To do: Wherever the string "Declare" appears in the listing, copy that line.

== Supplied material

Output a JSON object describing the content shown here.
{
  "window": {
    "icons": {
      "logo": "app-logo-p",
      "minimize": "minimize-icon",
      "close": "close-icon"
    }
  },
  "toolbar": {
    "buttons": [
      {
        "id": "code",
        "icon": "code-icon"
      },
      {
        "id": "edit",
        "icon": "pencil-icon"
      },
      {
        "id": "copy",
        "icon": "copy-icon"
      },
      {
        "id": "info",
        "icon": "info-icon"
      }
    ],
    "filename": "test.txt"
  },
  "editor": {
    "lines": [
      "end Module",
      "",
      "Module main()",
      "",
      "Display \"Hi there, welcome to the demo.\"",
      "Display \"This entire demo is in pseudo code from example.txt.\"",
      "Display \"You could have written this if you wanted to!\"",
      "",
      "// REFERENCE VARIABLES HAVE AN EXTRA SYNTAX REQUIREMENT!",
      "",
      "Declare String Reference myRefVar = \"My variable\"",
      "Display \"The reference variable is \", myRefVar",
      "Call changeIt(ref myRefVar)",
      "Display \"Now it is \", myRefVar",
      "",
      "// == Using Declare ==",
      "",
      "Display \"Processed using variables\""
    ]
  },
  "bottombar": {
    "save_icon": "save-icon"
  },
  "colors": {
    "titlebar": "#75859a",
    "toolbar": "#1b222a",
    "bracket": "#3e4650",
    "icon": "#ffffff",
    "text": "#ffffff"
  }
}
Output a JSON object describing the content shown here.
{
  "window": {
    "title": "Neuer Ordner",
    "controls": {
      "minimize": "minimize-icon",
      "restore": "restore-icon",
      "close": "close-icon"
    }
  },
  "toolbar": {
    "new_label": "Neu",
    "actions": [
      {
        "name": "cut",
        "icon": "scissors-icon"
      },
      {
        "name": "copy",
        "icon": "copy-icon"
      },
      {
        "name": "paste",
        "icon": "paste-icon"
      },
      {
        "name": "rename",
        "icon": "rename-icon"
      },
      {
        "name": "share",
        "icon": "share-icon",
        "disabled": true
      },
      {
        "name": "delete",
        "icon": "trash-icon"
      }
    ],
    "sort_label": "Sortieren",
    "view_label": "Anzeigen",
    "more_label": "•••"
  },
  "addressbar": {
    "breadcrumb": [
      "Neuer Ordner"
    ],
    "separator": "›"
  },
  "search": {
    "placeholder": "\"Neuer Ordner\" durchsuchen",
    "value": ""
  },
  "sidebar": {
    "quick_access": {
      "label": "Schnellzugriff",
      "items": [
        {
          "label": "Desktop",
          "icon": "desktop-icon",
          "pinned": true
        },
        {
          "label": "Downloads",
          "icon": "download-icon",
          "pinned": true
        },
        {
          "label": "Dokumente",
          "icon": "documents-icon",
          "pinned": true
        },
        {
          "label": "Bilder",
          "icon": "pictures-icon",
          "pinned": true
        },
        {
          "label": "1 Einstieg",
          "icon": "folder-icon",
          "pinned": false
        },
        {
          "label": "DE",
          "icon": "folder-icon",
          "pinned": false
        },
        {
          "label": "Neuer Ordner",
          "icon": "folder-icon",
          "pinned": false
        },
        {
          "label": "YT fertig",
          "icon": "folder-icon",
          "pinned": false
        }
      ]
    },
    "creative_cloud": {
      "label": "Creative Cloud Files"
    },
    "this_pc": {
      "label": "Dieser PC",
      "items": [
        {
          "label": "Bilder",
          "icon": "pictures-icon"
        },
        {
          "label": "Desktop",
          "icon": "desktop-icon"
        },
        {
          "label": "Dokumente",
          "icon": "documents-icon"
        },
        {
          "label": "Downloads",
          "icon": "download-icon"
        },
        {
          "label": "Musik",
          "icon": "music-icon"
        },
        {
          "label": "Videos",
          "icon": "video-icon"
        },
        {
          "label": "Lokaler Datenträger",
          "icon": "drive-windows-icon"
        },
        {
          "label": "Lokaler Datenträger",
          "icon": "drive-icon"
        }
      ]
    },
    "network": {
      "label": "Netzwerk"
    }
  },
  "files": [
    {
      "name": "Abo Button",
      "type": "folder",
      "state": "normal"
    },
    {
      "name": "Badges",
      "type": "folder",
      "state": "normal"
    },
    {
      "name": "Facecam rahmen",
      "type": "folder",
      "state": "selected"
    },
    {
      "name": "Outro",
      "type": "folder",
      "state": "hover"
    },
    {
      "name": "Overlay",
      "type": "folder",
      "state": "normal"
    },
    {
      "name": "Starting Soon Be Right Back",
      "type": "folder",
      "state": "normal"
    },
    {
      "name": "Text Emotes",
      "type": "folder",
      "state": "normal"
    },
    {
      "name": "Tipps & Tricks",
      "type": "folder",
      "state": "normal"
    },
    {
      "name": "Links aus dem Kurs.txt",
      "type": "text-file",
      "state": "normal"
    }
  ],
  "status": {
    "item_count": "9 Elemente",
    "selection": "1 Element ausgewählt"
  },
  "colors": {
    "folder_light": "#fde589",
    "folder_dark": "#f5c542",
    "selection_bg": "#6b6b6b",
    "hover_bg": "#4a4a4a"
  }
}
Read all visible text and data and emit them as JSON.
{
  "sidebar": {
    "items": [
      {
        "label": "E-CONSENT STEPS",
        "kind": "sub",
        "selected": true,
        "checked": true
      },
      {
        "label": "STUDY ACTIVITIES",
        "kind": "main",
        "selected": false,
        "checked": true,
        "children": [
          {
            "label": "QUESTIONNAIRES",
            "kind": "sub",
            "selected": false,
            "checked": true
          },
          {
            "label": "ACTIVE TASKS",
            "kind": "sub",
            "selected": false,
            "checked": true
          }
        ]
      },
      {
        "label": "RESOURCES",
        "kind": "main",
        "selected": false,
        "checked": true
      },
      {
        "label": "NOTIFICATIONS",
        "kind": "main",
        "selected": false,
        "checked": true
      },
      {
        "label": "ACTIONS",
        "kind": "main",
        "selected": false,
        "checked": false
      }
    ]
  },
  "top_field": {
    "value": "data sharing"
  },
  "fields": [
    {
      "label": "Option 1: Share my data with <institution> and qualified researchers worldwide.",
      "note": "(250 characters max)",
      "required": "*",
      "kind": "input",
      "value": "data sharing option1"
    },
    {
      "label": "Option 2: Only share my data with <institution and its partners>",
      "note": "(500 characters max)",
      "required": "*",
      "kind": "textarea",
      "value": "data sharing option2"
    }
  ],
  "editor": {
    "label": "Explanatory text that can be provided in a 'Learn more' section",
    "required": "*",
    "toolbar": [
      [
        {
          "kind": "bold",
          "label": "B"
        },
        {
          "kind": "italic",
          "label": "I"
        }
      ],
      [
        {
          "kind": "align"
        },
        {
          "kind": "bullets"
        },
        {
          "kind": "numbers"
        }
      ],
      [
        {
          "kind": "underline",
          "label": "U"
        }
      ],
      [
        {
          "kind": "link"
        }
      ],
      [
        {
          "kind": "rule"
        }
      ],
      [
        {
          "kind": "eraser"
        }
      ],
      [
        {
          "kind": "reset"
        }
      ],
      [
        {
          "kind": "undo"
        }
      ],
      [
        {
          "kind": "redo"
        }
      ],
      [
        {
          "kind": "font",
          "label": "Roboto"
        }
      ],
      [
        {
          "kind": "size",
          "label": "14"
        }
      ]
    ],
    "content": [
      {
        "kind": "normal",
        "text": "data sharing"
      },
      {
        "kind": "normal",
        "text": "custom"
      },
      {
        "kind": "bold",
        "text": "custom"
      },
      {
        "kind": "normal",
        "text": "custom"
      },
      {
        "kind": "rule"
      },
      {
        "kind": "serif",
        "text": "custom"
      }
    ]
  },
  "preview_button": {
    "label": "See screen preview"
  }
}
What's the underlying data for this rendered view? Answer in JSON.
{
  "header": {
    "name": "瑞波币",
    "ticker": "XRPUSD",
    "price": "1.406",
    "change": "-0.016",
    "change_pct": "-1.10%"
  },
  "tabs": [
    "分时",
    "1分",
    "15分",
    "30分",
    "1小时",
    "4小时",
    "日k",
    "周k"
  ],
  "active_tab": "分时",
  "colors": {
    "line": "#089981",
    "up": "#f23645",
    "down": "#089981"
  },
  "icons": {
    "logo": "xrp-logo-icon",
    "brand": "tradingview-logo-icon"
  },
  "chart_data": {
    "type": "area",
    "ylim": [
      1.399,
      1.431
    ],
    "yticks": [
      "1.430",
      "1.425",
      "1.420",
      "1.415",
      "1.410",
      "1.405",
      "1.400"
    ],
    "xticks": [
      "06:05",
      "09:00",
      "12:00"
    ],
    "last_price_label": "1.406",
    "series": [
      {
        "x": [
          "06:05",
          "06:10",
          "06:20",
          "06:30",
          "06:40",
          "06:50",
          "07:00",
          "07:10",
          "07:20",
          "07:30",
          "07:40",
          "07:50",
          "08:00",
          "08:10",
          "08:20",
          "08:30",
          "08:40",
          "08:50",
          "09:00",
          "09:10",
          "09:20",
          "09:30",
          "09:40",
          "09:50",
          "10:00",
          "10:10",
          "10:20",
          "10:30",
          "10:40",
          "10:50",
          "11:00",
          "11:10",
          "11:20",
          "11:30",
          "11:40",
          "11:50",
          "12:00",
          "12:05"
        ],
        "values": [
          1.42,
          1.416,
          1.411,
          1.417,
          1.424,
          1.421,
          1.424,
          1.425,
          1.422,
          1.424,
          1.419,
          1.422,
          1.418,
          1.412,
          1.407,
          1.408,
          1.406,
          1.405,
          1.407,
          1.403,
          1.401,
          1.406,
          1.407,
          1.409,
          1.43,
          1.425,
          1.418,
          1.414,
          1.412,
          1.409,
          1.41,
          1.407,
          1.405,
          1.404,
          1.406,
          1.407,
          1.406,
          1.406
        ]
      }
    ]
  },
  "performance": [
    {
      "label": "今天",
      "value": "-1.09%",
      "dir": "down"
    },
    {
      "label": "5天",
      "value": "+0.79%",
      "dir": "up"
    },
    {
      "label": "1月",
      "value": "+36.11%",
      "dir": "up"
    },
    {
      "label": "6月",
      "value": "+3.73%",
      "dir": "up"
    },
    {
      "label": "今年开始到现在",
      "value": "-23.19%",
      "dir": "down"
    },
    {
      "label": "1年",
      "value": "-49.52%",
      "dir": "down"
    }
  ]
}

====

Correct result:
      "Declare String Reference myRefVar = \"My variable\"",
      "// == Using Declare ==",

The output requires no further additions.